Stored records:
........
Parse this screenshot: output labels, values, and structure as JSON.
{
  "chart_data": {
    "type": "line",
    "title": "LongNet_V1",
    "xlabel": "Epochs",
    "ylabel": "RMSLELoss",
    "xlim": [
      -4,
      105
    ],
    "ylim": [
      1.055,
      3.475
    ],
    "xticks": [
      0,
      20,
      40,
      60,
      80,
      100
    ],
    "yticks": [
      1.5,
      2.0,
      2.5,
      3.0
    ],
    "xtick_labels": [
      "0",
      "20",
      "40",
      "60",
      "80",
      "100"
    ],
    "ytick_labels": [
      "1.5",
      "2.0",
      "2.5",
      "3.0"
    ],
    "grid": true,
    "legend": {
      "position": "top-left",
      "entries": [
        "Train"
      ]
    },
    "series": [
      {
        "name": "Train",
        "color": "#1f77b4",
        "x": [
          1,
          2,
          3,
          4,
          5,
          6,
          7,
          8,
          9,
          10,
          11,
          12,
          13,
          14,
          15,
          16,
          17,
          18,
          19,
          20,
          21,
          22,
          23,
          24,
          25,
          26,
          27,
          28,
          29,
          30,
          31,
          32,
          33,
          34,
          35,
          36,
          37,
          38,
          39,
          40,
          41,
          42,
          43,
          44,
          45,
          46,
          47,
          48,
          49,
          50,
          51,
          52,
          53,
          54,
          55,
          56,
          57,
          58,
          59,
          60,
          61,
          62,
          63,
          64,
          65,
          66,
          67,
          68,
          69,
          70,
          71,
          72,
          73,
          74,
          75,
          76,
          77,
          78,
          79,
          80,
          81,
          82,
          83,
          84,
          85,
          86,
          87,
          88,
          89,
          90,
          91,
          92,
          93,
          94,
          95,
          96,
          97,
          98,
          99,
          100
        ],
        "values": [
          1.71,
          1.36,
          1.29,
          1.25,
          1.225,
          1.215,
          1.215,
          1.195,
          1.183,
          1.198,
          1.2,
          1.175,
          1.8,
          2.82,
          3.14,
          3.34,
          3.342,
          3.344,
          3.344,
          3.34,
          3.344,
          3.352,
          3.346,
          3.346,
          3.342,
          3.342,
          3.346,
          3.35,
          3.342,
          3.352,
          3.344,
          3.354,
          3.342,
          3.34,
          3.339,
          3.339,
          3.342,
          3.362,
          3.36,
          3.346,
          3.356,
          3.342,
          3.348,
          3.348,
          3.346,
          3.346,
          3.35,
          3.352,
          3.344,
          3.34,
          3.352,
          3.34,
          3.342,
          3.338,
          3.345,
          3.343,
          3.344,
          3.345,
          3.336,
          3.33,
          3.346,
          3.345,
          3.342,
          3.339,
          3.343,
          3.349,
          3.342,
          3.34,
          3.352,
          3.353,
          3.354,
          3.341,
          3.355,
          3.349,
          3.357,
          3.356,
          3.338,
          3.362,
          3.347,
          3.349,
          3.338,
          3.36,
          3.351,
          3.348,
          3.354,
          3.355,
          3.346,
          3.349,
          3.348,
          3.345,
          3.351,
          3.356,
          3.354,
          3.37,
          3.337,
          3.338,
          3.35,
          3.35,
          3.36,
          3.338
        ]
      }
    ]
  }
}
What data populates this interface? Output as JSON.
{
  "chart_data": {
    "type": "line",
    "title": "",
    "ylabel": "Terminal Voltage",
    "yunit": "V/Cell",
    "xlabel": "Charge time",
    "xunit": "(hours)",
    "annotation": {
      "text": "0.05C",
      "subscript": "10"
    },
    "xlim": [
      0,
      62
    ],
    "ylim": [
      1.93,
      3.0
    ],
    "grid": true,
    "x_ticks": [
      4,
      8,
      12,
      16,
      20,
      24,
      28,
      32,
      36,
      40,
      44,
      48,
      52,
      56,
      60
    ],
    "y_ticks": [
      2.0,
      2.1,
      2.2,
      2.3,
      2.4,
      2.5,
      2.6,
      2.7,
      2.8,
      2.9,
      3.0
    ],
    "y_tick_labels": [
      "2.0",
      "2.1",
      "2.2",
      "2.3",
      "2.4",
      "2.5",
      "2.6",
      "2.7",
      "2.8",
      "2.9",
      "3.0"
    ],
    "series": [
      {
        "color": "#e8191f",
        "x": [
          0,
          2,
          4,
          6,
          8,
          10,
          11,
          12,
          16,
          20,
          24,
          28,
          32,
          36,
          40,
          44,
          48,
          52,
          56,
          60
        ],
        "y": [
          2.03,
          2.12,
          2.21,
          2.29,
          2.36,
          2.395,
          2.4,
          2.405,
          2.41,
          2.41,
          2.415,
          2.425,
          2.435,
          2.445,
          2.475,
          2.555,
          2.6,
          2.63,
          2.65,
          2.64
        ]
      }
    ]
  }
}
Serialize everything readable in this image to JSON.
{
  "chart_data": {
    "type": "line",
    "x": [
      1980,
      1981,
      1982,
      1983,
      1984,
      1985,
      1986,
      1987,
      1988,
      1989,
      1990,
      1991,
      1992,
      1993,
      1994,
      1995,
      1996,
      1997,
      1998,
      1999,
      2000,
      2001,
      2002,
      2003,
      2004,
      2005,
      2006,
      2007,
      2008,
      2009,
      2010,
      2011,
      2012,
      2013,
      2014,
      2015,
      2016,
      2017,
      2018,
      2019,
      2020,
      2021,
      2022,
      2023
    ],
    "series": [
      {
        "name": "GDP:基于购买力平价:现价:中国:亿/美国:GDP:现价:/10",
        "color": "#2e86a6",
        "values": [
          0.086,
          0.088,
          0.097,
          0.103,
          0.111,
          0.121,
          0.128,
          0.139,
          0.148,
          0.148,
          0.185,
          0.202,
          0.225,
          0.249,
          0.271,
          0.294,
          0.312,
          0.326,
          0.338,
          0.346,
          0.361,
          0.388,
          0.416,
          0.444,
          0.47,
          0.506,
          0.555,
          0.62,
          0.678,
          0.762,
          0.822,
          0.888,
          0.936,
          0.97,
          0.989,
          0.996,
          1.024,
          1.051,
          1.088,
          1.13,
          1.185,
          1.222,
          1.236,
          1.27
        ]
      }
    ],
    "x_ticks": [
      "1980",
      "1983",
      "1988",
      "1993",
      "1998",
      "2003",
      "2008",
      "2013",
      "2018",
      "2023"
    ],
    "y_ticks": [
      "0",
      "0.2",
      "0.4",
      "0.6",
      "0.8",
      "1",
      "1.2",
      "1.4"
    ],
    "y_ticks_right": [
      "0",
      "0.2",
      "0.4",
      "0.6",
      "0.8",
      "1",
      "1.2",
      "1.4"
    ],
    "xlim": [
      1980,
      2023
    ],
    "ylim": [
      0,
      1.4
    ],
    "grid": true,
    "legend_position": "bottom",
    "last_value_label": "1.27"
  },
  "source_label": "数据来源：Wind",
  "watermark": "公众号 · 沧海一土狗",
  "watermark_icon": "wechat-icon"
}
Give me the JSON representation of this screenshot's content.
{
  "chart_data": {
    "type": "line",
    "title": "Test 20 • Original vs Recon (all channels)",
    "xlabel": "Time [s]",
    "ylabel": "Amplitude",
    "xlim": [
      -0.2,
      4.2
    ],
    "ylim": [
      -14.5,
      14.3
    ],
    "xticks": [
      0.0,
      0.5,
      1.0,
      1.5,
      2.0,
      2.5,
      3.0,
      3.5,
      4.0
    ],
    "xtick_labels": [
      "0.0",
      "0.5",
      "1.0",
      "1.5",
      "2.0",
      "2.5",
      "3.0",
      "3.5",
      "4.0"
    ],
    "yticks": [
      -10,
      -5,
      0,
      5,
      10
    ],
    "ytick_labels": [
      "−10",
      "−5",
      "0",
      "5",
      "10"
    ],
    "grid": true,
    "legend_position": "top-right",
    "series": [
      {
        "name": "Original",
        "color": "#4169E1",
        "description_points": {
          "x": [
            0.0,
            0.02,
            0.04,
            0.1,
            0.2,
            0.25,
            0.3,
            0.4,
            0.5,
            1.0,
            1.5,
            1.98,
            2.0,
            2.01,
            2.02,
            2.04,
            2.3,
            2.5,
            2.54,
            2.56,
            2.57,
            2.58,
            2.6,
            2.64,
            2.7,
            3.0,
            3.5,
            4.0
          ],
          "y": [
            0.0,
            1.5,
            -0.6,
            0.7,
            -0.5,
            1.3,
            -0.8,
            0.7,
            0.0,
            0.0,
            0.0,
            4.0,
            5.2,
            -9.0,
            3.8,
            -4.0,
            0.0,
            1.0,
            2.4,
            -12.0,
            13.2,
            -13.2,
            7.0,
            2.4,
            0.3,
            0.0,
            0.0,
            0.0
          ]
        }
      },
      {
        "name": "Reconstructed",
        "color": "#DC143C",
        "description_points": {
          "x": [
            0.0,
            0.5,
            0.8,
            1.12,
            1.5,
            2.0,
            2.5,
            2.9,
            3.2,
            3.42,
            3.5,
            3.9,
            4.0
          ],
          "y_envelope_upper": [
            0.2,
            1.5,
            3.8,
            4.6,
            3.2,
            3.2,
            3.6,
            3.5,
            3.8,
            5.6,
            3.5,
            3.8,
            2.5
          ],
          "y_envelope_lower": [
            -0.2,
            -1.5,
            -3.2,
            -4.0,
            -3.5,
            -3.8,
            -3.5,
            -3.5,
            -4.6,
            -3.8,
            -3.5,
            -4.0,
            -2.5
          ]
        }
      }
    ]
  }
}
........
Locate all lines in the listing above with the word "color". Copy them.

CORRECT RESULT:
        "color": "#1f77b4",
        "color": "#e8191f",
        "color": "#2e86a6",
        "color": "#4169E1",
        "color": "#DC143C",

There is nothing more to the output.